## Input records
** start **
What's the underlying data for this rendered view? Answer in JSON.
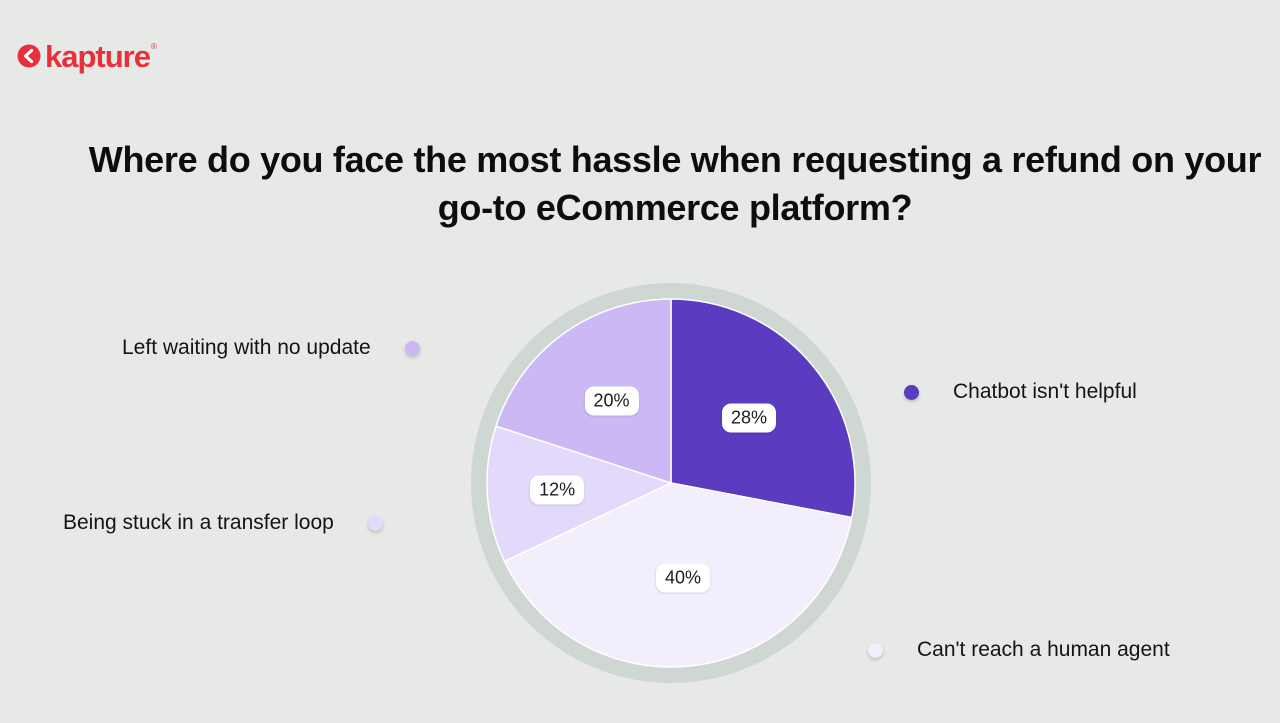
{
  "brand": {
    "name": "kapture",
    "reg_mark": "®",
    "color": "#e8303d"
  },
  "chart_data": {
    "type": "pie",
    "title": "Where do you face the most hassle when requesting a refund on your go-to eCommerce platform?",
    "slices": [
      {
        "label": "Chatbot isn't helpful",
        "value": 28,
        "display": "28%",
        "color": "#5b3cc0"
      },
      {
        "label": "Can't reach a human agent",
        "value": 40,
        "display": "40%",
        "color": "#f2eefc"
      },
      {
        "label": "Being stuck in a transfer loop",
        "value": 12,
        "display": "12%",
        "color": "#e3d9fa"
      },
      {
        "label": "Left waiting with no update",
        "value": 20,
        "display": "20%",
        "color": "#cdb8f6"
      }
    ],
    "legend_placement": "around-pie"
  },
  "colors": {
    "background": "#e7e9e7",
    "pie_ring": "#cfd7d2"
  }
}
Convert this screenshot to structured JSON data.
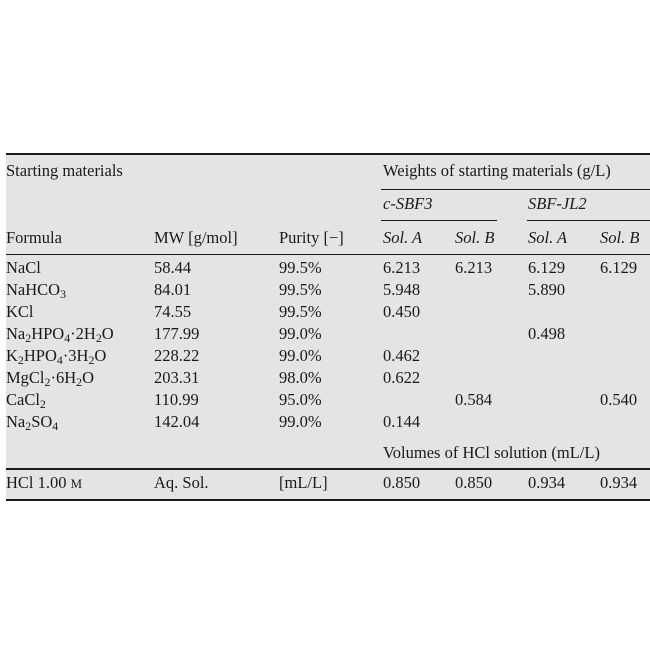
{
  "headers": {
    "starting_materials": "Starting materials",
    "weights": "Weights of starting materials (g/L)",
    "group1": "c-SBF3",
    "group2": "SBF-JL2",
    "formula": "Formula",
    "mw": "MW [g/mol]",
    "purity": "Purity [−]",
    "g1_solA": "Sol. A",
    "g1_solB": "Sol. B",
    "g2_solA": "Sol. A",
    "g2_solB": "Sol. B"
  },
  "rows": [
    {
      "formula_parts": [
        [
          "NaCl",
          ""
        ]
      ],
      "formula": "NaCl",
      "mw": "58.44",
      "purity": "99.5%",
      "g1a": "6.213",
      "g1b": "6.213",
      "g2a": "6.129",
      "g2b": "6.129"
    },
    {
      "formula_parts": [
        [
          "NaHCO",
          ""
        ],
        [
          "3",
          "sub"
        ]
      ],
      "formula": "NaHCO3",
      "mw": "84.01",
      "purity": "99.5%",
      "g1a": "5.948",
      "g1b": "",
      "g2a": "5.890",
      "g2b": ""
    },
    {
      "formula_parts": [
        [
          "KCl",
          ""
        ]
      ],
      "formula": "KCl",
      "mw": "74.55",
      "purity": "99.5%",
      "g1a": "0.450",
      "g1b": "",
      "g2a": "",
      "g2b": ""
    },
    {
      "formula_parts": [
        [
          "Na",
          ""
        ],
        [
          "2",
          "sub"
        ],
        [
          "HPO",
          ""
        ],
        [
          "4",
          "sub"
        ],
        [
          "·2H",
          ""
        ],
        [
          "2",
          "sub"
        ],
        [
          "O",
          ""
        ]
      ],
      "formula": "Na2HPO4·2H2O",
      "mw": "177.99",
      "purity": "99.0%",
      "g1a": "",
      "g1b": "",
      "g2a": "0.498",
      "g2b": ""
    },
    {
      "formula_parts": [
        [
          "K",
          ""
        ],
        [
          "2",
          "sub"
        ],
        [
          "HPO",
          ""
        ],
        [
          "4",
          "sub"
        ],
        [
          "·3H",
          ""
        ],
        [
          "2",
          "sub"
        ],
        [
          "O",
          ""
        ]
      ],
      "formula": "K2HPO4·3H2O",
      "mw": "228.22",
      "purity": "99.0%",
      "g1a": "0.462",
      "g1b": "",
      "g2a": "",
      "g2b": ""
    },
    {
      "formula_parts": [
        [
          "MgCl",
          ""
        ],
        [
          "2",
          "sub"
        ],
        [
          "·6H",
          ""
        ],
        [
          "2",
          "sub"
        ],
        [
          "O",
          ""
        ]
      ],
      "formula": "MgCl2·6H2O",
      "mw": "203.31",
      "purity": "98.0%",
      "g1a": "0.622",
      "g1b": "",
      "g2a": "",
      "g2b": ""
    },
    {
      "formula_parts": [
        [
          "CaCl",
          ""
        ],
        [
          "2",
          "sub"
        ]
      ],
      "formula": "CaCl2",
      "mw": "110.99",
      "purity": "95.0%",
      "g1a": "",
      "g1b": "0.584",
      "g2a": "",
      "g2b": "0.540"
    },
    {
      "formula_parts": [
        [
          "Na",
          ""
        ],
        [
          "2",
          "sub"
        ],
        [
          "SO",
          ""
        ],
        [
          "4",
          "sub"
        ]
      ],
      "formula": "Na2SO4",
      "mw": "142.04",
      "purity": "99.0%",
      "g1a": "0.144",
      "g1b": "",
      "g2a": "",
      "g2b": ""
    }
  ],
  "volumes_header": "Volumes of HCl solution (mL/L)",
  "hcl_row": {
    "formula_main": "HCl 1.00 ",
    "formula_unit": "M",
    "mw": "Aq. Sol.",
    "purity": "[mL/L]",
    "g1a": "0.850",
    "g1b": "0.850",
    "g2a": "0.934",
    "g2b": "0.934"
  }
}
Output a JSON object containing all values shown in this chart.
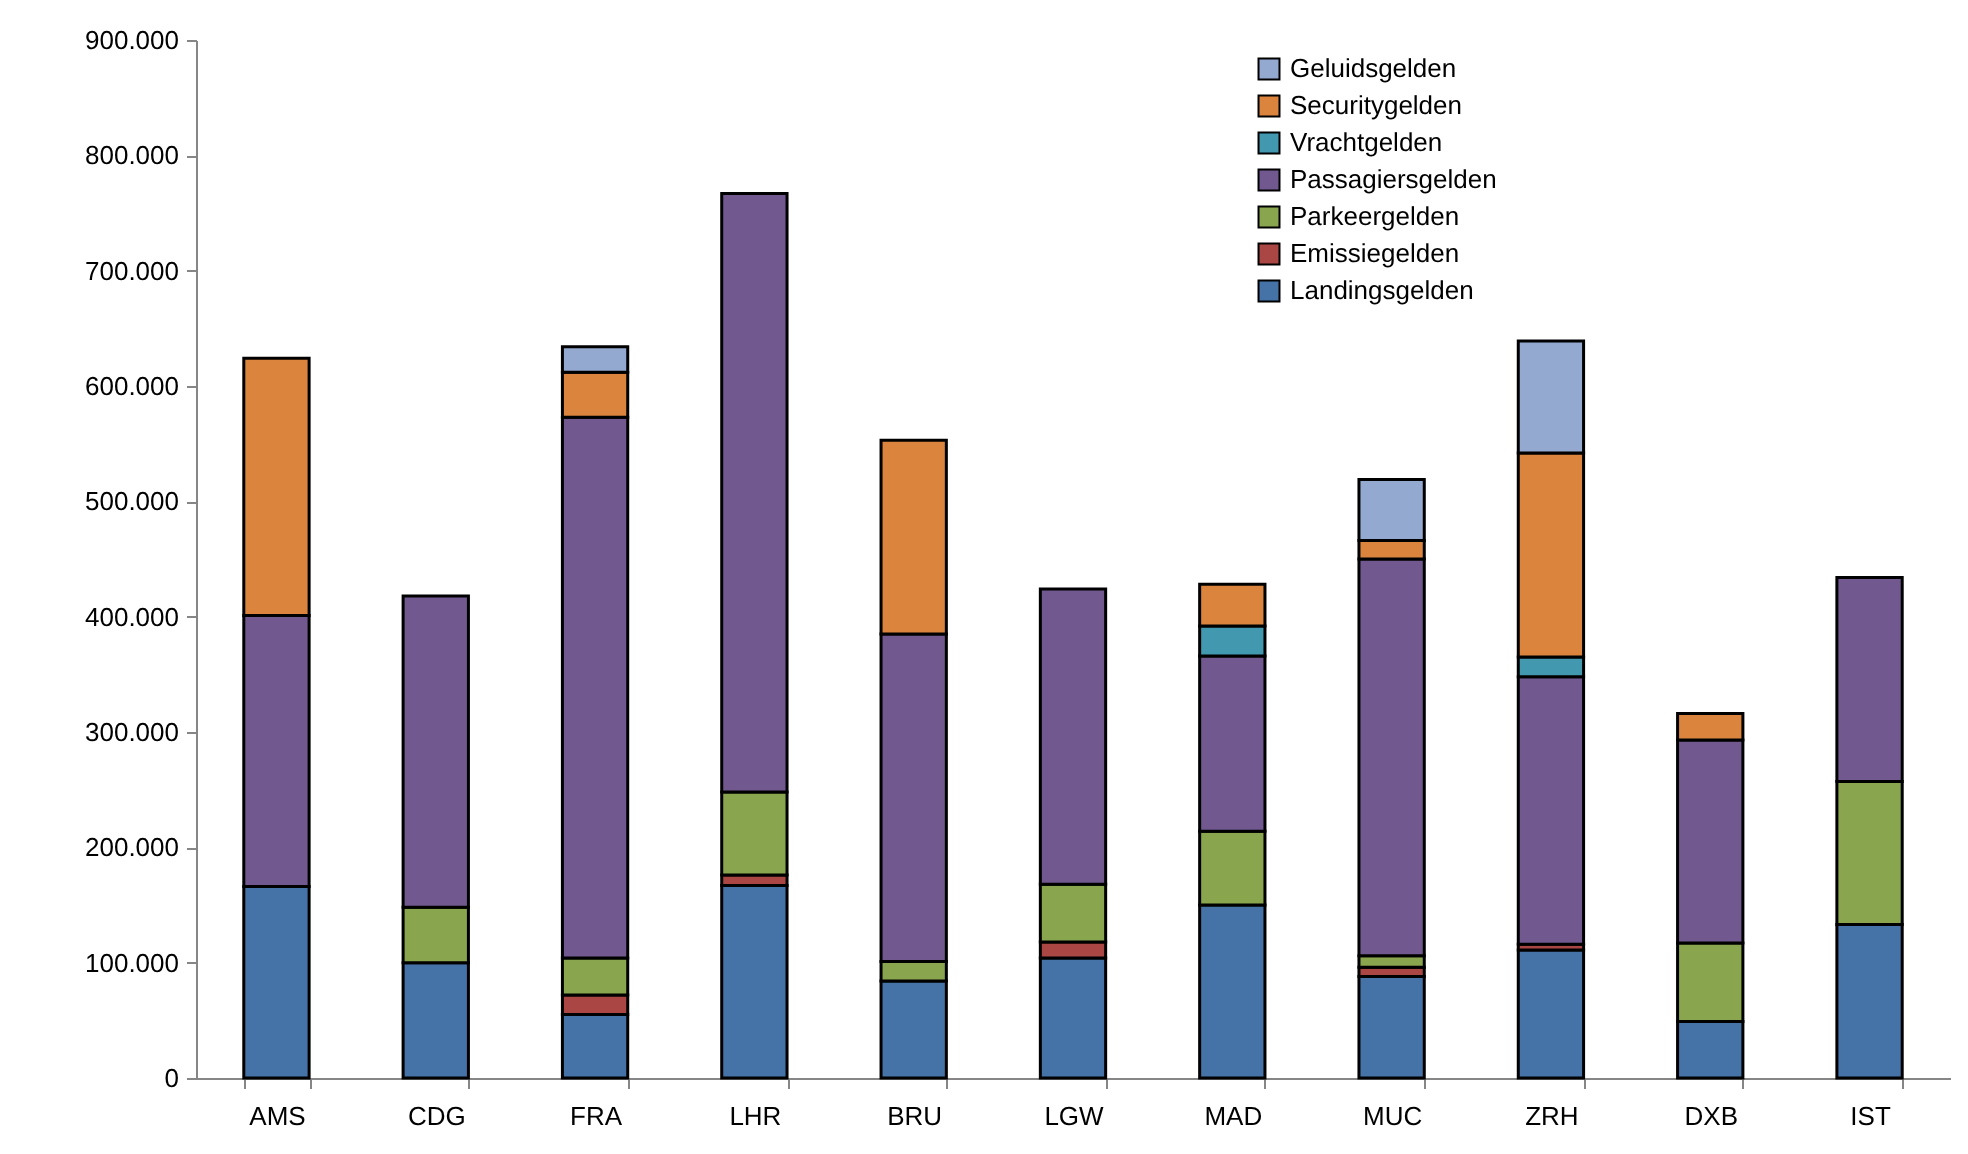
{
  "chart_data": {
    "type": "bar",
    "stacked": true,
    "legend": "top right",
    "grid": false,
    "categories": [
      "AMS",
      "CDG",
      "FRA",
      "LHR",
      "BRU",
      "LGW",
      "MAD",
      "MUC",
      "ZRH",
      "DXB",
      "IST"
    ],
    "ylim": [
      0,
      900000
    ],
    "yticks": [
      {
        "value": 0,
        "label": "0"
      },
      {
        "value": 100000,
        "label": "100.000"
      },
      {
        "value": 200000,
        "label": "200.000"
      },
      {
        "value": 300000,
        "label": "300.000"
      },
      {
        "value": 400000,
        "label": "400.000"
      },
      {
        "value": 500000,
        "label": "500.000"
      },
      {
        "value": 600000,
        "label": "600.000"
      },
      {
        "value": 700000,
        "label": "700.000"
      },
      {
        "value": 800000,
        "label": "800.000"
      },
      {
        "value": 900000,
        "label": "900.000"
      }
    ],
    "series": [
      {
        "name": "Landingsgelden",
        "color": "#4572a7",
        "values": [
          166000,
          100000,
          55000,
          167000,
          84000,
          104000,
          150000,
          88000,
          111000,
          49000,
          133000
        ]
      },
      {
        "name": "Emissiegelden",
        "color": "#aa4643",
        "values": [
          null,
          null,
          17000,
          9000,
          null,
          14000,
          null,
          8000,
          5000,
          null,
          null
        ]
      },
      {
        "name": "Parkeergelden",
        "color": "#89a54e",
        "values": [
          null,
          48000,
          32000,
          72000,
          17000,
          50000,
          64000,
          10000,
          null,
          68000,
          124000
        ]
      },
      {
        "name": "Passagiersgelden",
        "color": "#71588f",
        "values": [
          235000,
          270000,
          469000,
          519000,
          284000,
          256000,
          152000,
          344000,
          232000,
          176000,
          177000
        ]
      },
      {
        "name": "Vrachtgelden",
        "color": "#4198af",
        "values": [
          null,
          null,
          null,
          null,
          null,
          null,
          26000,
          null,
          17000,
          null,
          null
        ]
      },
      {
        "name": "Securitygelden",
        "color": "#db843d",
        "values": [
          223000,
          null,
          39000,
          null,
          168000,
          null,
          36000,
          16000,
          177000,
          23000,
          null
        ]
      },
      {
        "name": "Geluidsgelden",
        "color": "#93a9cf",
        "values": [
          null,
          null,
          22000,
          null,
          null,
          null,
          null,
          53000,
          97000,
          null,
          null
        ]
      }
    ]
  }
}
** end **
## Exercise aim
Print each record exactly as it stands, leaving the images out.

## Finished task
What's the underlying data for this rendered view? Answer in JSON.
{
  "brand": {
    "name": "kapture",
    "reg_mark": "®",
    "color": "#e8303d"
  },
  "chart_data": {
    "type": "pie",
    "title": "Where do you face the most hassle when requesting a refund on your go-to eCommerce platform?",
    "slices": [
      {
        "label": "Chatbot isn't helpful",
        "value": 28,
        "display": "28%",
        "color": "#5b3cc0"
      },
      {
        "label": "Can't reach a human agent",
        "value": 40,
        "display": "40%",
        "color": "#f2eefc"
      },
      {
        "label": "Being stuck in a transfer loop",
        "value": 12,
        "display": "12%",
        "color": "#e3d9fa"
      },
      {
        "label": "Left waiting with no update",
        "value": 20,
        "display": "20%",
        "color": "#cdb8f6"
      }
    ],
    "legend_placement": "around-pie"
  },
  "colors": {
    "background": "#e7e9e7",
    "pie_ring": "#cfd7d2"
  }
}
Convert this screenshot to structured JSON data.
{
  "headers": {
    "starting_materials": "Starting materials",
    "weights": "Weights of starting materials (g/L)",
    "group1": "c-SBF3",
    "group2": "SBF-JL2",
    "formula": "Formula",
    "mw": "MW [g/mol]",
    "purity": "Purity [−]",
    "g1_solA": "Sol. A",
    "g1_solB": "Sol. B",
    "g2_solA": "Sol. A",
    "g2_solB": "Sol. B"
  },
  "rows": [
    {
      "formula_parts": [
        [
          "NaCl",
          ""
        ]
      ],
      "formula": "NaCl",
      "mw": "58.44",
      "purity": "99.5%",
      "g1a": "6.213",
      "g1b": "6.213",
      "g2a": "6.129",
      "g2b": "6.129"
    },
    {
      "formula_parts": [
        [
          "NaHCO",
          ""
        ],
        [
          "3",
          "sub"
        ]
      ],
      "formula": "NaHCO3",
      "mw": "84.01",
      "purity": "99.5%",
      "g1a": "5.948",
      "g1b": "",
      "g2a": "5.890",
      "g2b": ""
    },
    {
      "formula_parts": [
        [
          "KCl",
          ""
        ]
      ],
      "formula": "KCl",
      "mw": "74.55",
      "purity": "99.5%",
      "g1a": "0.450",
      "g1b": "",
      "g2a": "",
      "g2b": ""
    },
    {
      "formula_parts": [
        [
          "Na",
          ""
        ],
        [
          "2",
          "sub"
        ],
        [
          "HPO",
          ""
        ],
        [
          "4",
          "sub"
        ],
        [
          "·2H",
          ""
        ],
        [
          "2",
          "sub"
        ],
        [
          "O",
          ""
        ]
      ],
      "formula": "Na2HPO4·2H2O",
      "mw": "177.99",
      "purity": "99.0%",
      "g1a": "",
      "g1b": "",
      "g2a": "0.498",
      "g2b": ""
    },
    {
      "formula_parts": [
        [
          "K",
          ""
        ],
        [
          "2",
          "sub"
        ],
        [
          "HPO",
          ""
        ],
        [
          "4",
          "sub"
        ],
        [
          "·3H",
          ""
        ],
        [
          "2",
          "sub"
        ],
        [
          "O",
          ""
        ]
      ],
      "formula": "K2HPO4·3H2O",
      "mw": "228.22",
      "purity": "99.0%",
      "g1a": "0.462",
      "g1b": "",
      "g2a": "",
      "g2b": ""
    },
    {
      "formula_parts": [
        [
          "MgCl",
          ""
        ],
        [
          "2",
          "sub"
        ],
        [
          "·6H",
          ""
        ],
        [
          "2",
          "sub"
        ],
        [
          "O",
          ""
        ]
      ],
      "formula": "MgCl2·6H2O",
      "mw": "203.31",
      "purity": "98.0%",
      "g1a": "0.622",
      "g1b": "",
      "g2a": "",
      "g2b": ""
    },
    {
      "formula_parts": [
        [
          "CaCl",
          ""
        ],
        [
          "2",
          "sub"
        ]
      ],
      "formula": "CaCl2",
      "mw": "110.99",
      "purity": "95.0%",
      "g1a": "",
      "g1b": "0.584",
      "g2a": "",
      "g2b": "0.540"
    },
    {
      "formula_parts": [
        [
          "Na",
          ""
        ],
        [
          "2",
          "sub"
        ],
        [
          "SO",
          ""
        ],
        [
          "4",
          "sub"
        ]
      ],
      "formula": "Na2SO4",
      "mw": "142.04",
      "purity": "99.0%",
      "g1a": "0.144",
      "g1b": "",
      "g2a": "",
      "g2b": ""
    }
  ],
  "volumes_header": "Volumes of HCl solution (mL/L)",
  "hcl_row": {
    "formula_main": "HCl 1.00 ",
    "formula_unit": "M",
    "mw": "Aq. Sol.",
    "purity": "[mL/L]",
    "g1a": "0.850",
    "g1b": "0.850",
    "g2a": "0.934",
    "g2b": "0.934"
  }
}
Output a JSON object containing all values shown in this chart.
{
  "chart_data": {
    "type": "bar",
    "stacked": true,
    "legend": "top right",
    "grid": false,
    "categories": [
      "AMS",
      "CDG",
      "FRA",
      "LHR",
      "BRU",
      "LGW",
      "MAD",
      "MUC",
      "ZRH",
      "DXB",
      "IST"
    ],
    "ylim": [
      0,
      900000
    ],
    "yticks": [
      {
        "value": 0,
        "label": "0"
      },
      {
        "value": 100000,
        "label": "100.000"
      },
      {
        "value": 200000,
        "label": "200.000"
      },
      {
        "value": 300000,
        "label": "300.000"
      },
      {
        "value": 400000,
        "label": "400.000"
      },
      {
        "value": 500000,
        "label": "500.000"
      },
      {
        "value": 600000,
        "label": "600.000"
      },
      {
        "value": 700000,
        "label": "700.000"
      },
      {
        "value": 800000,
        "label": "800.000"
      },
      {
        "value": 900000,
        "label": "900.000"
      }
    ],
    "series": [
      {
        "name": "Landingsgelden",
        "color": "#4572a7",
        "values": [
          166000,
          100000,
          55000,
          167000,
          84000,
          104000,
          150000,
          88000,
          111000,
          49000,
          133000
        ]
      },
      {
        "name": "Emissiegelden",
        "color": "#aa4643",
        "values": [
          null,
          null,
          17000,
          9000,
          null,
          14000,
          null,
          8000,
          5000,
          null,
          null
        ]
      },
      {
        "name": "Parkeergelden",
        "color": "#89a54e",
        "values": [
          null,
          48000,
          32000,
          72000,
          17000,
          50000,
          64000,
          10000,
          null,
          68000,
          124000
        ]
      },
      {
        "name": "Passagiersgelden",
        "color": "#71588f",
        "values": [
          235000,
          270000,
          469000,
          519000,
          284000,
          256000,
          152000,
          344000,
          232000,
          176000,
          177000
        ]
      },
      {
        "name": "Vrachtgelden",
        "color": "#4198af",
        "values": [
          null,
          null,
          null,
          null,
          null,
          null,
          26000,
          null,
          17000,
          null,
          null
        ]
      },
      {
        "name": "Securitygelden",
        "color": "#db843d",
        "values": [
          223000,
          null,
          39000,
          null,
          168000,
          null,
          36000,
          16000,
          177000,
          23000,
          null
        ]
      },
      {
        "name": "Geluidsgelden",
        "color": "#93a9cf",
        "values": [
          null,
          null,
          22000,
          null,
          null,
          null,
          null,
          53000,
          97000,
          null,
          null
        ]
      }
    ]
  }
}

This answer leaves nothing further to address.